## [Supplied data]
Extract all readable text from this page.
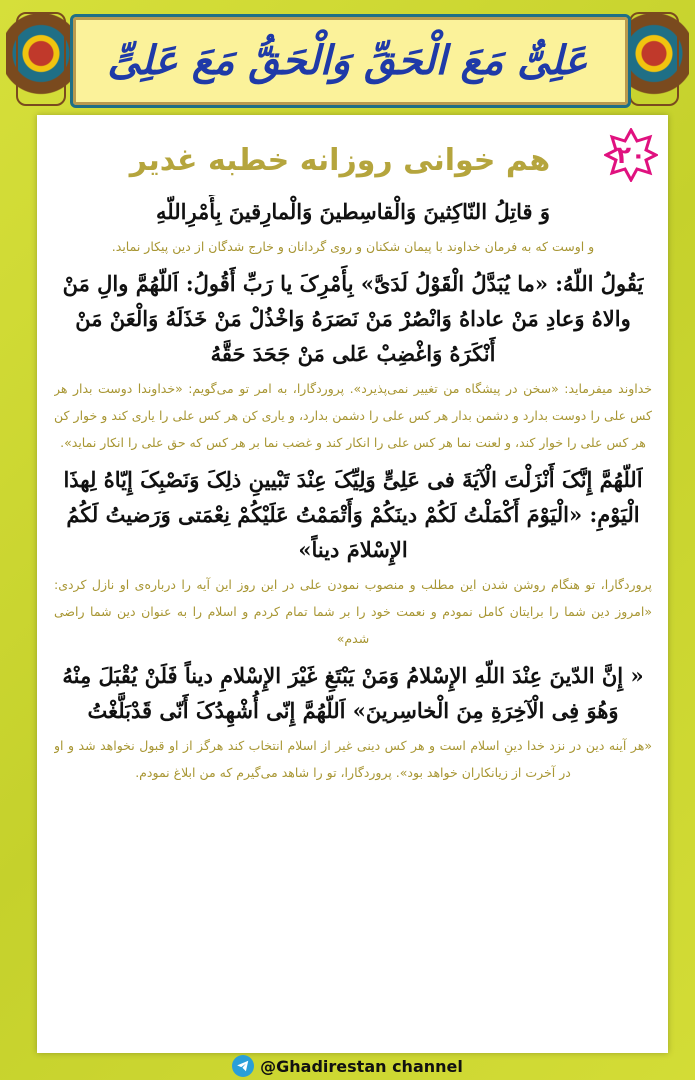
عَلِیٌّ مَعَ الْحَقِّ وَالْحَقُّ مَعَ عَلِیٍّ
۲۰
هم خوانی روزانه خطبه غدیر

وَ قاتِلُ النّاكِثینَ وَالْقاسِطینَ وَالْمارِقینَ بِأَمْرِاللّهِ

و اوست که به فرمان خداوند با پیمان شکنان و روی گردانان و خارج شدگان از دین پیکار نماید.

یَقُولُ اللّهُ: «ما یُبَدَّلُ الْقَوْلُ لَدَیَّ» بِأَمْرِکَ یا رَبِّ أَقُولُ: اَللّهُمَّ والِ مَنْ والاهُ وَعادِ مَنْ عاداهُ وَانْصُرْ مَنْ نَصَرَهُ وَاخْذُلْ مَنْ خَذَلَهُ وَالْعَنْ مَنْ أَنْكَرَهُ وَاغْضِبْ عَلی مَنْ جَحَدَ حَقَّهُ

خداوند میفرماید: «سخن در پیشگاه من تغییر نمی‌پذیرد». پروردگارا، به امر تو می‌گویم: «خداوندا دوست بدار هر کس علی را دوست بدارد و دشمن بدار هر کس علی را دشمن بدارد، و یاری کن هر کس علی را یاری کند و خوار کن هر کس علی را خوار کند، و لعنت نما هر کس علی را انکار کند و غضب نما بر هر کس که حق علی را انکار نماید».

اَللّهُمَّ إِنَّکَ أَنْزَلْتَ الْآیَةَ فی عَلِیٍّ وَلِیِّکَ عِنْدَ تَبْیینِ ذلِکَ وَنَصْبِکَ إِیّاهُ لِهذَا الْیَوْمِ: «الْیَوْمَ أَکْمَلْتُ لَکُمْ دینَکُمْ وَأَتْمَمْتُ عَلَیْکُمْ نِعْمَتی وَرَضیتُ لَکُمُ الإِسْلامَ دیناً»

پروردگارا، تو هنگام روشن شدن این مطلب و منصوب نمودن علی در این روز این آیه را درباره‌ی او نازل کردی: «امروز دین شما را برایتان کامل نمودم و نعمت خود را بر شما تمام کردم و اسلام را به عنوان دین شما راضی شدم»

« إِنَّ الدّینَ عِنْدَ اللّهِ الإِسْلامُ وَمَنْ یَبْتَغِ غَیْرَ الإِسْلامِ دیناً فَلَنْ یُقْبَلَ مِنْهُ وَهُوَ فِی الْآخِرَةِ مِنَ الْخاسِرینَ» اَللّهُمَّ إِنّی أُشْهِدُکَ أَنّی قَدْبَلَّغْتُ

«هر آینه دین در نزد خدا دینِ اسلام است و هر کس دینی غیر از اسلام انتخاب کند هرگز از او قبول نخواهد شد و او در آخرت از زیانکاران خواهد بود». پروردگارا، تو را شاهد می‌گیرم که من ابلاغ نمودم.

@Ghadirestan channel
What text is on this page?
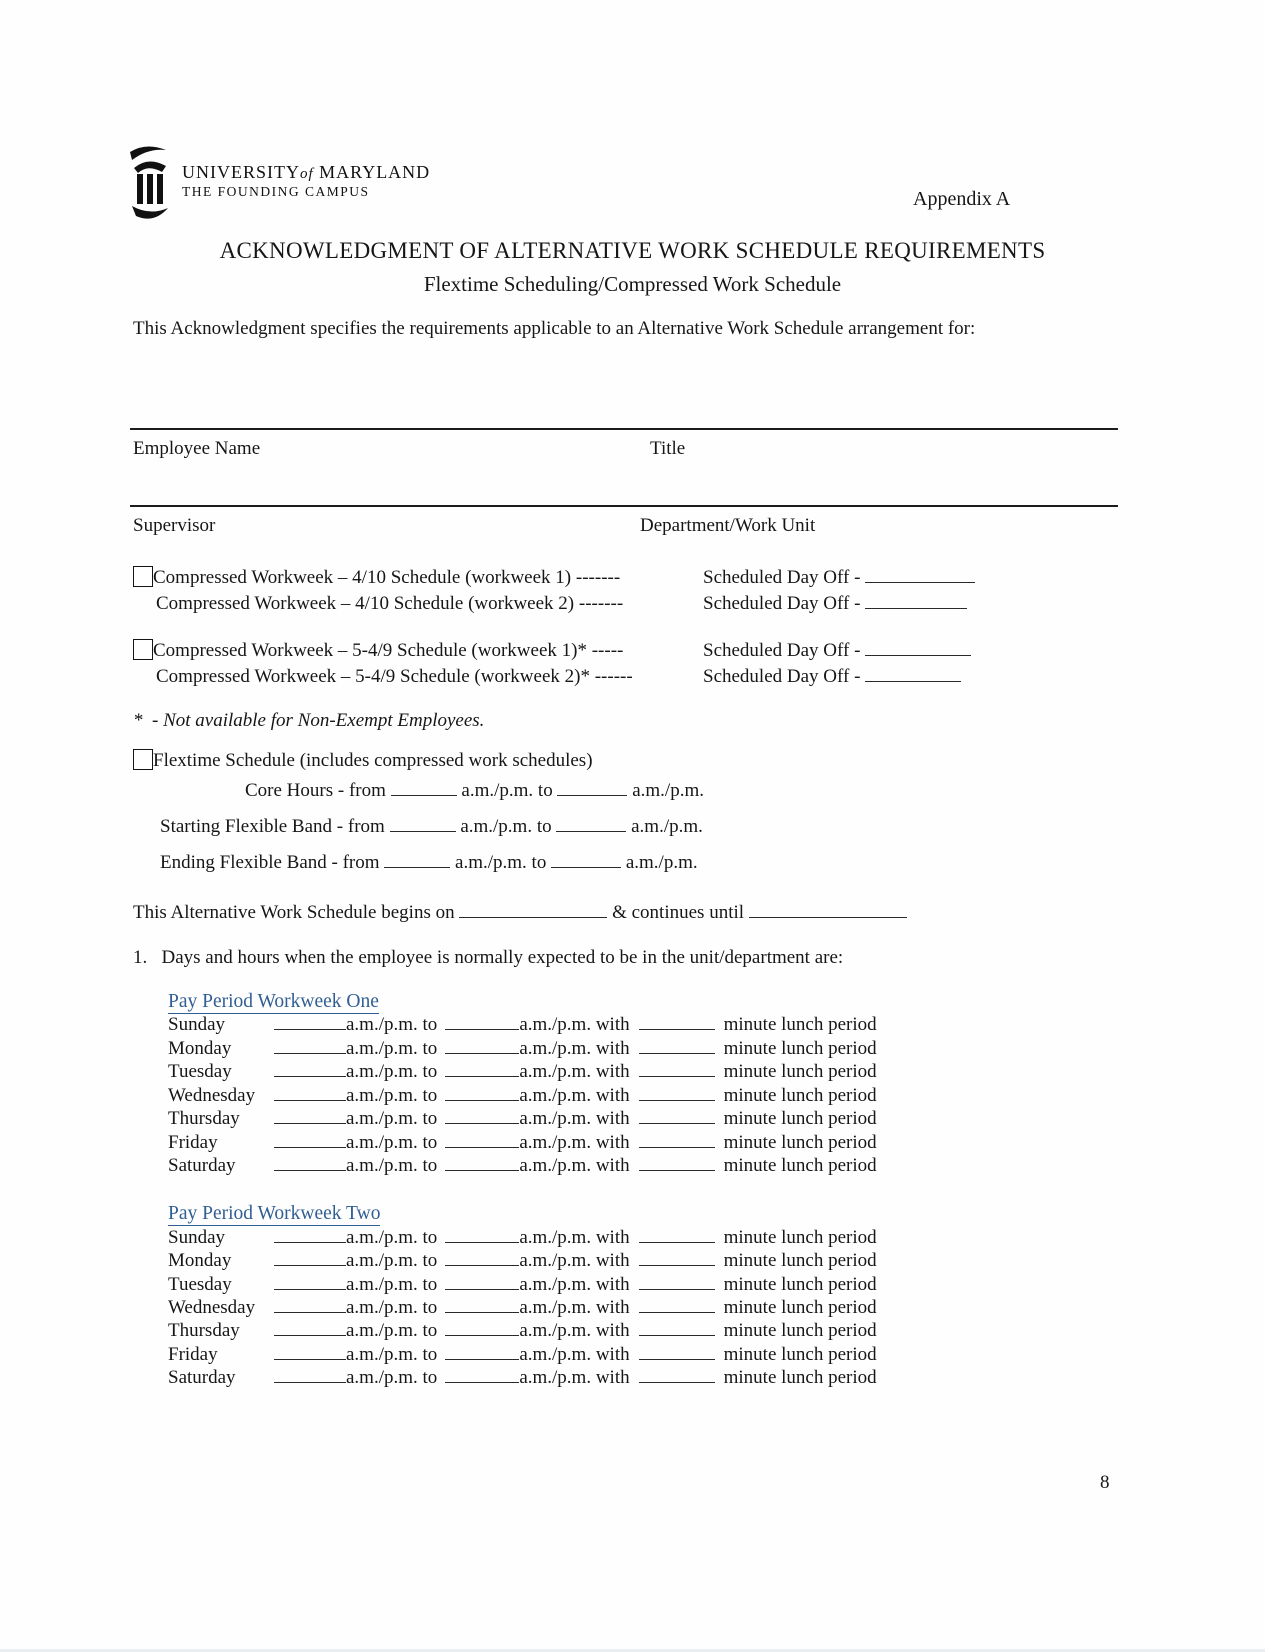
UNIVERSITYof MARYLAND
THE FOUNDING CAMPUS	Appendix A
ACKNOWLEDGMENT OF ALTERNATIVE WORK SCHEDULE REQUIREMENTS
Flextime Scheduling/Compressed Work Schedule
This Acknowledgment specifies the requirements applicable to an Alternative Work Schedule arrangement for:
Employee Name	Title
Supervisor	Department/Work Unit
Compressed Workweek – 4/10 Schedule (workweek 1) -------	Scheduled Day Off -
Compressed Workweek – 4/10 Schedule (workweek 2) -------	Scheduled Day Off -
Compressed Workweek – 5-4/9 Schedule (workweek 1)* -----	Scheduled Day Off -
Compressed Workweek – 5-4/9 Schedule (workweek 2)* ------	Scheduled Day Off -
* - Not available for Non-Exempt Employees.
Flextime Schedule (includes compressed work schedules)
Core Hours - from	a.m./p.m. to	a.m./p.m.
Starting Flexible Band - from	a.m./p.m. to	a.m./p.m.
Ending Flexible Band - from	a.m./p.m. to	a.m./p.m.
This Alternative Work Schedule begins on	& continues until
1. Days and hours when the employee is normally expected to be in the unit/department are:
Pay Period Workweek One
Sunday	a.m./p.m. to	a.m./p.m. with	minute lunch period
Monday	a.m./p.m. to	a.m./p.m. with	minute lunch period
Tuesday	a.m./p.m. to	a.m./p.m. with	minute lunch period
Wednesday	a.m./p.m. to	a.m./p.m. with	minute lunch period
Thursday	a.m./p.m. to	a.m./p.m. with	minute lunch period
Friday	a.m./p.m. to	a.m./p.m. with	minute lunch period
Saturday	a.m./p.m. to	a.m./p.m. with	minute lunch period
Pay Period Workweek Two
Sunday	a.m./p.m. to	a.m./p.m. with	minute lunch period
Monday	a.m./p.m. to	a.m./p.m. with	minute lunch period
Tuesday	a.m./p.m. to	a.m./p.m. with	minute lunch period
Wednesday	a.m./p.m. to	a.m./p.m. with	minute lunch period
Thursday	a.m./p.m. to	a.m./p.m. with	minute lunch period
Friday	a.m./p.m. to	a.m./p.m. with	minute lunch period
Saturday	a.m./p.m. to	a.m./p.m. with	minute lunch period
8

## [Problem to solve]
Set the entries down again exactly. Do not include the images.

## [Solution to the problem]
Extract all readable text from this page.
عَلِیٌّ مَعَ الْحَقِّ وَالْحَقُّ مَعَ عَلِیٍّ
۲۰
هم خوانی روزانه خطبه غدیر

وَ قاتِلُ النّاكِثینَ وَالْقاسِطینَ وَالْمارِقینَ بِأَمْرِاللّهِ

و اوست که به فرمان خداوند با پیمان شکنان و روی گردانان و خارج شدگان از دین پیکار نماید.

یَقُولُ اللّهُ: «ما یُبَدَّلُ الْقَوْلُ لَدَیَّ» بِأَمْرِکَ یا رَبِّ أَقُولُ: اَللّهُمَّ والِ مَنْ والاهُ وَعادِ مَنْ عاداهُ وَانْصُرْ مَنْ نَصَرَهُ وَاخْذُلْ مَنْ خَذَلَهُ وَالْعَنْ مَنْ أَنْكَرَهُ وَاغْضِبْ عَلی مَنْ جَحَدَ حَقَّهُ

خداوند میفرماید: «سخن در پیشگاه من تغییر نمی‌پذیرد». پروردگارا، به امر تو می‌گویم: «خداوندا دوست بدار هر کس علی را دوست بدارد و دشمن بدار هر کس علی را دشمن بدارد، و یاری کن هر کس علی را یاری کند و خوار کن هر کس علی را خوار کند، و لعنت نما هر کس علی را انکار کند و غضب نما بر هر کس که حق علی را انکار نماید».

اَللّهُمَّ إِنَّکَ أَنْزَلْتَ الْآیَةَ فی عَلِیٍّ وَلِیِّکَ عِنْدَ تَبْیینِ ذلِکَ وَنَصْبِکَ إِیّاهُ لِهذَا الْیَوْمِ: «الْیَوْمَ أَکْمَلْتُ لَکُمْ دینَکُمْ وَأَتْمَمْتُ عَلَیْکُمْ نِعْمَتی وَرَضیتُ لَکُمُ الإِسْلامَ دیناً»

پروردگارا، تو هنگام روشن شدن این مطلب و منصوب نمودن علی در این روز این آیه را درباره‌ی او نازل کردی: «امروز دین شما را برایتان کامل نمودم و نعمت خود را بر شما تمام کردم و اسلام را به عنوان دین شما راضی شدم»

« إِنَّ الدّینَ عِنْدَ اللّهِ الإِسْلامُ وَمَنْ یَبْتَغِ غَیْرَ الإِسْلامِ دیناً فَلَنْ یُقْبَلَ مِنْهُ وَهُوَ فِی الْآخِرَةِ مِنَ الْخاسِرینَ» اَللّهُمَّ إِنّی أُشْهِدُکَ أَنّی قَدْبَلَّغْتُ

«هر آینه دین در نزد خدا دینِ اسلام است و هر کس دینی غیر از اسلام انتخاب کند هرگز از او قبول نخواهد شد و او در آخرت از زیانکاران خواهد بود». پروردگارا، تو را شاهد می‌گیرم که من ابلاغ نمودم.

@Ghadirestan channel
What text is on this page?
UNIVERSITYof MARYLAND
THE FOUNDING CAMPUS	Appendix A
ACKNOWLEDGMENT OF ALTERNATIVE WORK SCHEDULE REQUIREMENTS
Flextime Scheduling/Compressed Work Schedule
This Acknowledgment specifies the requirements applicable to an Alternative Work Schedule arrangement for:
Employee Name	Title
Supervisor	Department/Work Unit
Compressed Workweek – 4/10 Schedule (workweek 1) -------	Scheduled Day Off -
Compressed Workweek – 4/10 Schedule (workweek 2) -------	Scheduled Day Off -
Compressed Workweek – 5-4/9 Schedule (workweek 1)* -----	Scheduled Day Off -
Compressed Workweek – 5-4/9 Schedule (workweek 2)* ------	Scheduled Day Off -
* - Not available for Non-Exempt Employees.
Flextime Schedule (includes compressed work schedules)
Core Hours - from	a.m./p.m. to	a.m./p.m.
Starting Flexible Band - from	a.m./p.m. to	a.m./p.m.
Ending Flexible Band - from	a.m./p.m. to	a.m./p.m.
This Alternative Work Schedule begins on	& continues until
1. Days and hours when the employee is normally expected to be in the unit/department are:
Pay Period Workweek One
Sunday	a.m./p.m. to	a.m./p.m. with	minute lunch period
Monday	a.m./p.m. to	a.m./p.m. with	minute lunch period
Tuesday	a.m./p.m. to	a.m./p.m. with	minute lunch period
Wednesday	a.m./p.m. to	a.m./p.m. with	minute lunch period
Thursday	a.m./p.m. to	a.m./p.m. with	minute lunch period
Friday	a.m./p.m. to	a.m./p.m. with	minute lunch period
Saturday	a.m./p.m. to	a.m./p.m. with	minute lunch period
Pay Period Workweek Two
Sunday	a.m./p.m. to	a.m./p.m. with	minute lunch period
Monday	a.m./p.m. to	a.m./p.m. with	minute lunch period
Tuesday	a.m./p.m. to	a.m./p.m. with	minute lunch period
Wednesday	a.m./p.m. to	a.m./p.m. with	minute lunch period
Thursday	a.m./p.m. to	a.m./p.m. with	minute lunch period
Friday	a.m./p.m. to	a.m./p.m. with	minute lunch period
Saturday	a.m./p.m. to	a.m./p.m. with	minute lunch period
8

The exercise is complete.